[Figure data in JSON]
....
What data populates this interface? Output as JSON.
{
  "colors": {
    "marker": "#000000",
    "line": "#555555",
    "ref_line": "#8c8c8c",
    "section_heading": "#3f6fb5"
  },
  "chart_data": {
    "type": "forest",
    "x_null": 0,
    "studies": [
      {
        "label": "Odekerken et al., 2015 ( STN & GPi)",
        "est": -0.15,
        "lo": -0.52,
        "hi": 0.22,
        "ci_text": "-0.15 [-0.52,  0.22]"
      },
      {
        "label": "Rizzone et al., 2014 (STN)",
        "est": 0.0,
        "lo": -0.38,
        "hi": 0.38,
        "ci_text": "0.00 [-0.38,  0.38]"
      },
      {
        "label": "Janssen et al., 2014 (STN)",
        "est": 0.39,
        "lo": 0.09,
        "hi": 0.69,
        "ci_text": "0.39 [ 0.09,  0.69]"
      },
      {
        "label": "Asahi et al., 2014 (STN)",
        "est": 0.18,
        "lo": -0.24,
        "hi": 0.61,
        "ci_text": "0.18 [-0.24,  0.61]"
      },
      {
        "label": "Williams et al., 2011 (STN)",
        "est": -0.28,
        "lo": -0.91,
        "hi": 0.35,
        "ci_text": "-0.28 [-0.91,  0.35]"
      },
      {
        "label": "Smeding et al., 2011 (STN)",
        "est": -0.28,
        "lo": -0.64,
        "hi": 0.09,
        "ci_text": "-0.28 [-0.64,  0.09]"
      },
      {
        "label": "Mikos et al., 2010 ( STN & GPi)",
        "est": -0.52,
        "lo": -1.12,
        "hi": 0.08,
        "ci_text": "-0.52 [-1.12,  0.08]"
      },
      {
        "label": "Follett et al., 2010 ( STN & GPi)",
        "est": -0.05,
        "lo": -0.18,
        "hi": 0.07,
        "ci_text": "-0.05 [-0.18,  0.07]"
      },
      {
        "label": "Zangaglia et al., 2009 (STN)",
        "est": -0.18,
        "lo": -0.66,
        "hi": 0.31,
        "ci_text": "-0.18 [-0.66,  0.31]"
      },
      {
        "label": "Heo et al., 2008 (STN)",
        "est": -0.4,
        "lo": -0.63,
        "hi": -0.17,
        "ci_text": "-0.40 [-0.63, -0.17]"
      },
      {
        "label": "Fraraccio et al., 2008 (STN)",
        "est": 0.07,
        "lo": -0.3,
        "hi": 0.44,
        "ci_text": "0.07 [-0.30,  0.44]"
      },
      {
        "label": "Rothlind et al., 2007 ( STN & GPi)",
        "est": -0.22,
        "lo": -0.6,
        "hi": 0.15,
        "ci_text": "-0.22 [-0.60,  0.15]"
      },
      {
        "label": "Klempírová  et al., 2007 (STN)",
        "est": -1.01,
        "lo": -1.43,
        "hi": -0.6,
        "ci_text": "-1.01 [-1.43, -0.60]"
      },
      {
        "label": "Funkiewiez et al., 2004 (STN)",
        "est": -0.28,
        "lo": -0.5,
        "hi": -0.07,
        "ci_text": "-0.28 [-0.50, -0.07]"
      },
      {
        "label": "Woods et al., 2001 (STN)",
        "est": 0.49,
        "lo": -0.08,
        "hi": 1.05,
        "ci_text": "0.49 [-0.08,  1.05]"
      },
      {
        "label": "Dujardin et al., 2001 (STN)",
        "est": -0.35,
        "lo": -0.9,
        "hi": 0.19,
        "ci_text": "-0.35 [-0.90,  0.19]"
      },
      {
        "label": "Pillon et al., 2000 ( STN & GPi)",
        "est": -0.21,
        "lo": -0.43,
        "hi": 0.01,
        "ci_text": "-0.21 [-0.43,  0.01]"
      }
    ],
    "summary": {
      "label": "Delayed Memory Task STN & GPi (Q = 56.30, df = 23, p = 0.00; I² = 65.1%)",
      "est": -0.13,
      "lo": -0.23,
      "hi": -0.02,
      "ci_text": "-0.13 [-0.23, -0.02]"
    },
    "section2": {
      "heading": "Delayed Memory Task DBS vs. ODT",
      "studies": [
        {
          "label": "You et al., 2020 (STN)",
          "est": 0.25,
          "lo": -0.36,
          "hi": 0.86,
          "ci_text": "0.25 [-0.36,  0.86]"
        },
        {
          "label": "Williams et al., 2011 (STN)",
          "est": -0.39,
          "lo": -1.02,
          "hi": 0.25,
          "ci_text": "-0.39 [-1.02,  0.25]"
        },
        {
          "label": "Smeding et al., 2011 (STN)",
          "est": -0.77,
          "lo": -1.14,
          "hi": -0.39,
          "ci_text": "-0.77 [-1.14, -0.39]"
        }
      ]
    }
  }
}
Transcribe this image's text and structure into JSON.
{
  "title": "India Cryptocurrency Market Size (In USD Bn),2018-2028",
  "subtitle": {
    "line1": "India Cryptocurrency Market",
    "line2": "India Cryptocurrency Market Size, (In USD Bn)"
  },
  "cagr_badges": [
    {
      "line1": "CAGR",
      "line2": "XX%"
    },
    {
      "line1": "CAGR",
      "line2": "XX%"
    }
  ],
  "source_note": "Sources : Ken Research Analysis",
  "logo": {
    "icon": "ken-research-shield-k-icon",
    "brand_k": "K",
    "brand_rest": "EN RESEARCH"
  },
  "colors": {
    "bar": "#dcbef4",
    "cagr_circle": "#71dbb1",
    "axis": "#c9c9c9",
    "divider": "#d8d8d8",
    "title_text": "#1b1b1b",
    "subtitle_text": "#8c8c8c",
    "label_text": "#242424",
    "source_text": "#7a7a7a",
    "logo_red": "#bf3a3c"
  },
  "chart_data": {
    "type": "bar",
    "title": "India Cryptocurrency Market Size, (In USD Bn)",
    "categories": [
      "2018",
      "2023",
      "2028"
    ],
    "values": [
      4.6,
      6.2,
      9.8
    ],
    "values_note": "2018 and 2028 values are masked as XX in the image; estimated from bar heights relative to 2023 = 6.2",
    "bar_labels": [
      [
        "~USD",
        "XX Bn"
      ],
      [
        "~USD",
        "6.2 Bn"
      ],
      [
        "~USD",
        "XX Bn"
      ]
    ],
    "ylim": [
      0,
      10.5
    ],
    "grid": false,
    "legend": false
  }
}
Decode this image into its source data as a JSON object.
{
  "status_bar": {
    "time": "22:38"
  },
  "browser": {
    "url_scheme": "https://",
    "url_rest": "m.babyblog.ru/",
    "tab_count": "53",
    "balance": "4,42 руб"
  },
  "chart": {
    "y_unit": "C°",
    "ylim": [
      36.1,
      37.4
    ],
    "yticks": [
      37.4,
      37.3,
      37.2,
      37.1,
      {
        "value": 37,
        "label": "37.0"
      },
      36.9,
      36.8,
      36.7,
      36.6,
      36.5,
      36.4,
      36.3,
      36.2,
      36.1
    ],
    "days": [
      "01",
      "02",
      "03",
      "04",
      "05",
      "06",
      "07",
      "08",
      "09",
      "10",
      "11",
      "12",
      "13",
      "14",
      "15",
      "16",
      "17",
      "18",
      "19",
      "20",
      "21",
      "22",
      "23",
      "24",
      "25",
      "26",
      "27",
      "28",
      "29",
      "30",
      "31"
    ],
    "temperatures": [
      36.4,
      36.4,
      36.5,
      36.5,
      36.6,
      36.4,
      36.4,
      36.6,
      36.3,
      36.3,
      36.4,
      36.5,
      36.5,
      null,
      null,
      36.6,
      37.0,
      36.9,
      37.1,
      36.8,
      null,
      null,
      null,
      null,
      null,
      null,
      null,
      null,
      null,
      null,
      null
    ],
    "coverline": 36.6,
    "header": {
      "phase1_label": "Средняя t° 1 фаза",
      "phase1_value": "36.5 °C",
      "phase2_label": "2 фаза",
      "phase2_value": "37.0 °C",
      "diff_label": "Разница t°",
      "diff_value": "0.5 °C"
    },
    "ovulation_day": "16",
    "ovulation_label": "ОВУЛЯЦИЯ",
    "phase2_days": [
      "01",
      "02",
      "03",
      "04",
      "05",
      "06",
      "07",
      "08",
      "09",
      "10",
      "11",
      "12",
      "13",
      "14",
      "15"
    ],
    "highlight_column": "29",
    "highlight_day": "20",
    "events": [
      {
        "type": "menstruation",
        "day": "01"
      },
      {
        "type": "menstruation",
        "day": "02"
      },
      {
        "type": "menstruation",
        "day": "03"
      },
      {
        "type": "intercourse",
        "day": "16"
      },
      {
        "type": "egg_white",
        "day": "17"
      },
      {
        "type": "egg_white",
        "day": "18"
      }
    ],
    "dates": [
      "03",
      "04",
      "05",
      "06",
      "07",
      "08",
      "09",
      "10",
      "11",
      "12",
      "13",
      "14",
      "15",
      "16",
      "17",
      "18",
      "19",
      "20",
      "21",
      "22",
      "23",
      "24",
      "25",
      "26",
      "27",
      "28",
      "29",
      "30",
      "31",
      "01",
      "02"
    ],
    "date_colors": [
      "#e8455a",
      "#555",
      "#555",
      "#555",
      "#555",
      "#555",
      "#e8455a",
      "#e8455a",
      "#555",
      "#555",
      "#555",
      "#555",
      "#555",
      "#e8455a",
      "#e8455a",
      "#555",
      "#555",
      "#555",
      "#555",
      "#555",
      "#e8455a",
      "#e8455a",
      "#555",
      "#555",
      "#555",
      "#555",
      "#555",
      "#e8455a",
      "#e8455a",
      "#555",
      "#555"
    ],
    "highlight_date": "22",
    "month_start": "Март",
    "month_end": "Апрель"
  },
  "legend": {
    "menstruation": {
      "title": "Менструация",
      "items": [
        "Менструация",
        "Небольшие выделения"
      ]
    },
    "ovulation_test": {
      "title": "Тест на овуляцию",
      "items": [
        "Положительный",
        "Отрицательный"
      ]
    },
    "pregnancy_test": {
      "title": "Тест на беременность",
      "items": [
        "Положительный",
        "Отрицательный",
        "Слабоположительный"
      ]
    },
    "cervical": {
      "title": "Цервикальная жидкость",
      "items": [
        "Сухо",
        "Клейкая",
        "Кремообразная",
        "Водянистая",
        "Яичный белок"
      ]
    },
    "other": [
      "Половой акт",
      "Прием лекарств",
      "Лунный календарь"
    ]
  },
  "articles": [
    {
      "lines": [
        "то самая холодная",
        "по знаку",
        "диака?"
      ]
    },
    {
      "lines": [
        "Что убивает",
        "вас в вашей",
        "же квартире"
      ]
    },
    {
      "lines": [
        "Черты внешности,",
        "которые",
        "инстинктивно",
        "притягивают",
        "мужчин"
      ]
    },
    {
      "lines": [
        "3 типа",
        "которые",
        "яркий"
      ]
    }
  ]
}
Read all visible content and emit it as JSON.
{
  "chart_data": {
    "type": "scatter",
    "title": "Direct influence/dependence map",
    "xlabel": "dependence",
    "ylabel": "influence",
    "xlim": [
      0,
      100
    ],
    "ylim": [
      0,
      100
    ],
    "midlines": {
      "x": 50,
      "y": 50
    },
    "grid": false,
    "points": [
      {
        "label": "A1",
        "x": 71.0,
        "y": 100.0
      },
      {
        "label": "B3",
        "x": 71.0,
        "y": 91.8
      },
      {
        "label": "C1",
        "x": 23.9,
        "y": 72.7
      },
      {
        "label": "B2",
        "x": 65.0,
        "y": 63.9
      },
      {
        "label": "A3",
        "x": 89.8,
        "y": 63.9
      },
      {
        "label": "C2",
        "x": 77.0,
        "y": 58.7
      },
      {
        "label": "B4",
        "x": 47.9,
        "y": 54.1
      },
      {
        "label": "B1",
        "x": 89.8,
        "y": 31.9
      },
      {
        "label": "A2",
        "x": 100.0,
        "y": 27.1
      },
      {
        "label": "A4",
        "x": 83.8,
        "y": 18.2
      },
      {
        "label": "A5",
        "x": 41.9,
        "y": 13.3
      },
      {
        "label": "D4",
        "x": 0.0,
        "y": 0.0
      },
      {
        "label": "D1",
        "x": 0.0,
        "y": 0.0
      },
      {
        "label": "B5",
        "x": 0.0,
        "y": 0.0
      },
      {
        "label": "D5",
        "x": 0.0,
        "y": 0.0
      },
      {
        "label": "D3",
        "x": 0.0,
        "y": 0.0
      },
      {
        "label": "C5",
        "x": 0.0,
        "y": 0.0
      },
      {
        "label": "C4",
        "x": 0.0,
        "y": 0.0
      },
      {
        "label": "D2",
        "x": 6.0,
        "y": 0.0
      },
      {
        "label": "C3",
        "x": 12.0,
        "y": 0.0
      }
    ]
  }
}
....
Work instructions:
Find the string "Market" in the records, then copy each line where it occurs.

Output:
  "title": "India Cryptocurrency Market Size (In USD Bn),2018-2028",
    "line1": "India Cryptocurrency Market",
    "line2": "India Cryptocurrency Market Size, (In USD Bn)"
    "title": "India Cryptocurrency Market Size, (In USD Bn)",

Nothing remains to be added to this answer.